* [Short task]
Using the Blyleven–Koufax comparison below, answer each question on its own line:
1. How many games had Blyleven pitched in relief at the cutoff point used for the comparison?
2. How many shutouts did Koufax record?
3. What was Blyleven's cumulative ERA+ through the period matched against Koufax's career?
** begin Provided text **
Between 1921, the advent of the live ball era, and 1990 Blyleven is second in K/BB ratio among this group! This looks like he stacks up pretty well in this revealing stat among a group including almost 40 HOF pitchers!
Sometimes I hear the comment about Blyleven that he was never that dominant a pitcher. He was never the best of his era.
These detractors say that Blyleven was just a very good pitcher for a long time. That he just accrued his stats over a long, not so eventful career.
Forgetting what we just learned and know about how his total career numbers stack up in strikeouts, and shutouts, two important stats of domination, and the domination displayed by the K/BB ratio study we just did, let's force Blyleven to match up with one of the most dominant short careers on record, that of Sandy Koufax!
Let's take a look!
In Koufax career, he pitched 2324 innings generated by 314 games started. After Blyleven's first nine years, he had pitched 2387 innings generated by starting 313 games started.
Koufax early on had also pitched in relief. Blyleven had only pitched three games in relief at this point in his career, so Koufax total games (397) were more than Blyleven's (316).
So Blyleven had pitched in more innings but fewer games. I will use this cut off point in Blyleven's career to compare their stats.
First off we can see that Blyleven averaged more innings per start through his first nine years than Koufax did for his career.
Among those 313 games started, Blyleven had 141 complete games, and Koufax had 137. Among their complete games, Blyleven had 39 shutouts, and Koufax had 40. So far they are very comparable in these endurance and dominance stats.
Koufax had more total strikeouts: 2396 to Blyleven's 1910 (well over 200 per season). Now lets add the BBs and get the ratios - Koufax - 2396/ 817 = 2.93 ratio; Blyleven - 1910K/ 619 BB = 3.09 ratio. Blyleven's ratio is actually a little better at a similar career length!
OK, Let's look at WHIP. Koufax had an incredible career WHIP of 1.108. Blyleven's was close at 1.138. Not quite as good, but only .03 of a batter per inning different!
I'd like to do one last comparison using a category modern day statisticians love to use to point out dominance, ERA+. Sandy Koufax' career ERA+ was +131. It is one of the highest career marks of the live ball era. Cumulatively through a matching period of Blyleven's career his ERA+ was +132!
Now factor in the advantage the pitchers had with the raised mound and the larger strike zone! Blyleven was just a "very good" pitcher?
We have examined stats of dominance, endurance, and quality. It is clear that Bert Blyleven's 1970 - 1978 were at a level similar in dominance, stamina and quality to one of the greatest shorter careers pitching has ever produced!
How did the writers miss it? You know they did!!
Here's a theory.
There were lots of contributing factors—where he played—(the hub of baseball writers were on the east coast. They didn't have highlight reels or SportsCenter to watch the next day after Blyleven might have pitched into the ninth inning with a 1-1 tie in Anaheim or Oakland the night before! They were most likely asleep when all of that happened.)
** end Provided text **
** begin Dataset content **
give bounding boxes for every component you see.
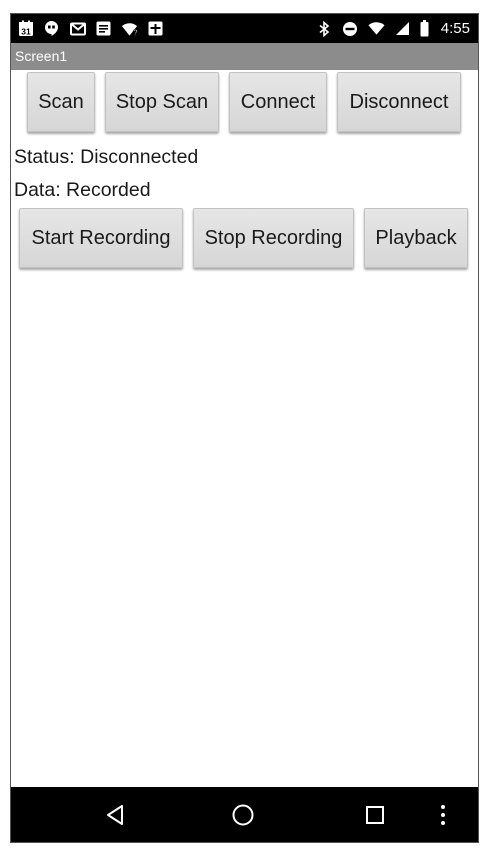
scan-button[interactable]: Scan	[27, 72, 95, 132]
recents-icon[interactable]	[355, 787, 395, 842]
status-label: Status: Disconnected	[14, 146, 199, 168]
connect-button[interactable]: Connect	[229, 72, 327, 132]
bluetooth-icon	[316, 20, 333, 37]
gmail-icon	[69, 20, 86, 37]
playback-button[interactable]: Playback	[364, 208, 468, 268]
clock: 4:55	[440, 20, 470, 37]
battery-icon	[420, 20, 430, 37]
hangouts-icon	[43, 20, 60, 37]
home-icon[interactable]	[223, 787, 263, 842]
navigation-bar	[11, 787, 478, 842]
do-not-disturb-icon	[342, 20, 359, 37]
overflow-menu-icon[interactable]	[431, 787, 455, 842]
wifi-question-icon: ?	[121, 20, 138, 37]
stop-scan-button[interactable]: Stop Scan	[105, 72, 219, 132]
notes-icon	[95, 20, 112, 37]
start-recording-button[interactable]: Start Recording	[19, 208, 183, 268]
app-frame: 31 ? 4:55 Screen1 Scan Stop Scan Connect…	[10, 13, 479, 843]
signal-icon	[394, 20, 411, 37]
status-bar: 31 ? 4:55	[11, 14, 478, 43]
plus-box-icon	[147, 20, 164, 37]
data-label: Data: Recorded	[14, 179, 151, 201]
screen-title: Screen1	[11, 43, 478, 70]
back-icon[interactable]	[95, 787, 135, 842]
svg-text:31: 31	[21, 27, 31, 37]
stop-recording-button[interactable]: Stop Recording	[193, 208, 354, 268]
disconnect-button[interactable]: Disconnect	[337, 72, 461, 132]
svg-text:?: ?	[133, 27, 138, 36]
calendar-icon: 31	[17, 20, 34, 37]
wifi-icon	[368, 20, 385, 37]
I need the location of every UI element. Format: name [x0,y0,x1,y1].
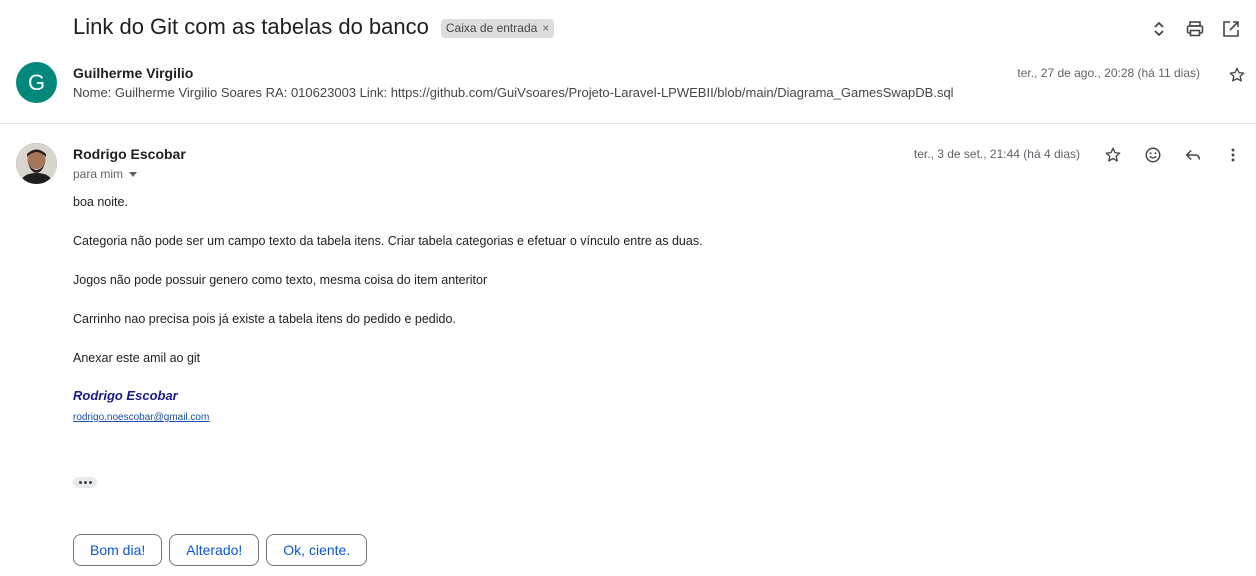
expand-collapse-icon[interactable] [1148,18,1170,40]
sender-name[interactable]: Rodrigo Escobar [73,146,186,162]
remove-label-icon[interactable]: × [542,21,549,35]
body-line: Categoria não pode ser um campo texto da… [73,234,703,248]
chevron-down-icon [129,172,138,177]
inbox-label-chip[interactable]: Caixa de entrada × [440,19,555,38]
smart-reply-button[interactable]: Ok, ciente. [266,534,368,566]
smart-reply-button[interactable]: Alterado! [169,534,260,566]
open-new-window-icon[interactable] [1220,18,1242,40]
smart-reply-button[interactable]: Bom dia! [73,534,163,566]
thread-toolbar [1134,18,1242,40]
sender-name[interactable]: Guilherme Virgilio [73,65,193,81]
recipient-text: para mim [73,167,124,181]
subject-row: Link do Git com as tabelas do banco Caix… [73,14,555,40]
star-icon[interactable] [1102,144,1124,166]
email-subject: Link do Git com as tabelas do banco [73,14,429,39]
reply-icon[interactable] [1182,144,1204,166]
avatar[interactable] [16,143,57,184]
print-icon[interactable] [1184,18,1206,40]
body-line: boa noite. [73,195,128,209]
smart-replies: Bom dia! Alterado! Ok, ciente. [73,534,374,566]
message-body: boa noite. Categoria não pode ser um cam… [73,194,703,389]
message-snippet[interactable]: Nome: Guilherme Virgilio Soares RA: 0106… [73,85,954,100]
show-trimmed-content-button[interactable] [73,477,97,488]
emoji-reaction-icon[interactable] [1142,144,1164,166]
message-date: ter., 27 de ago., 20:28 (há 11 dias) [1017,66,1200,80]
avatar-letter: G [27,69,46,95]
avatar[interactable]: G [16,62,57,103]
body-line: Carrinho nao precisa pois já existe a ta… [73,312,456,326]
body-line: Anexar este amil ao git [73,351,201,365]
message-actions [1084,144,1244,166]
body-line: Jogos não pode possuir genero como texto… [73,273,488,287]
message-date: ter., 3 de set., 21:44 (há 4 dias) [913,147,1080,161]
star-icon[interactable] [1226,64,1248,86]
more-options-icon[interactable] [1222,144,1244,166]
signature-name: Rodrigo Escobar [73,388,178,403]
signature-email-link[interactable]: rodrigo.noescobar@gmail.com [73,412,209,423]
message-divider [0,123,1256,124]
label-text: Caixa de entrada [445,21,538,35]
recipient-details-toggle[interactable]: para mim [73,167,138,181]
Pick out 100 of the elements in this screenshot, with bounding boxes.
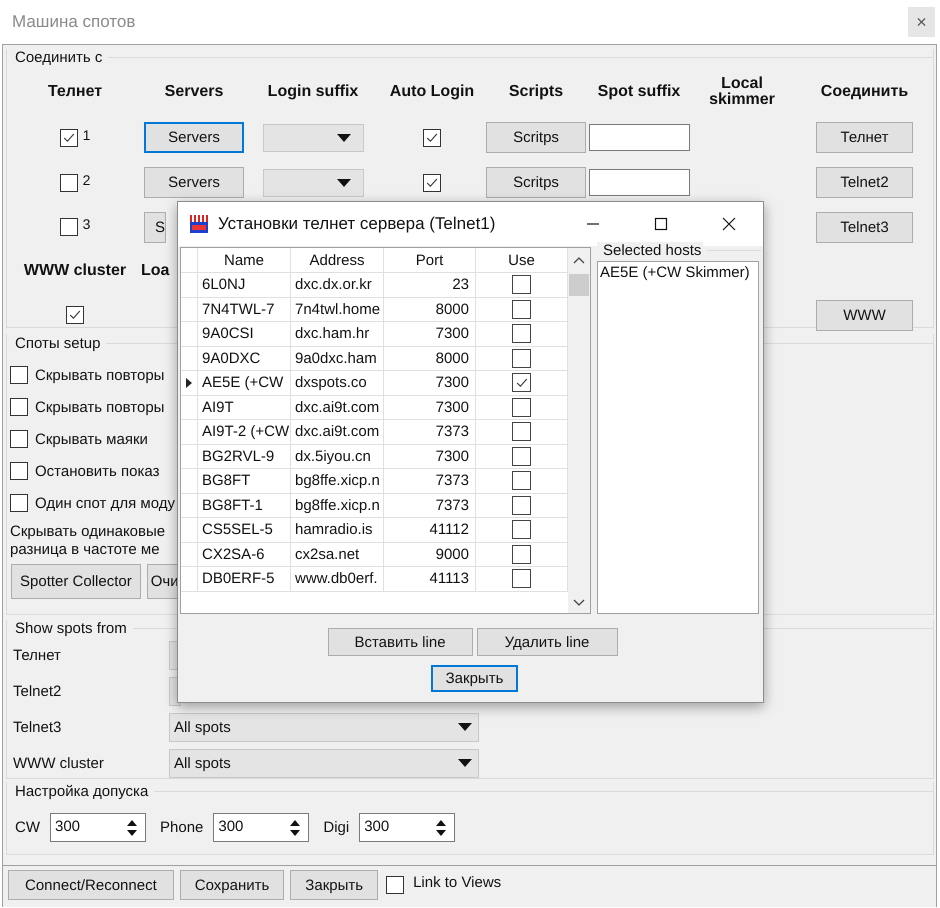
** end Dataset content **
* [Solved exercise]
1. Three
2. 40
3. +132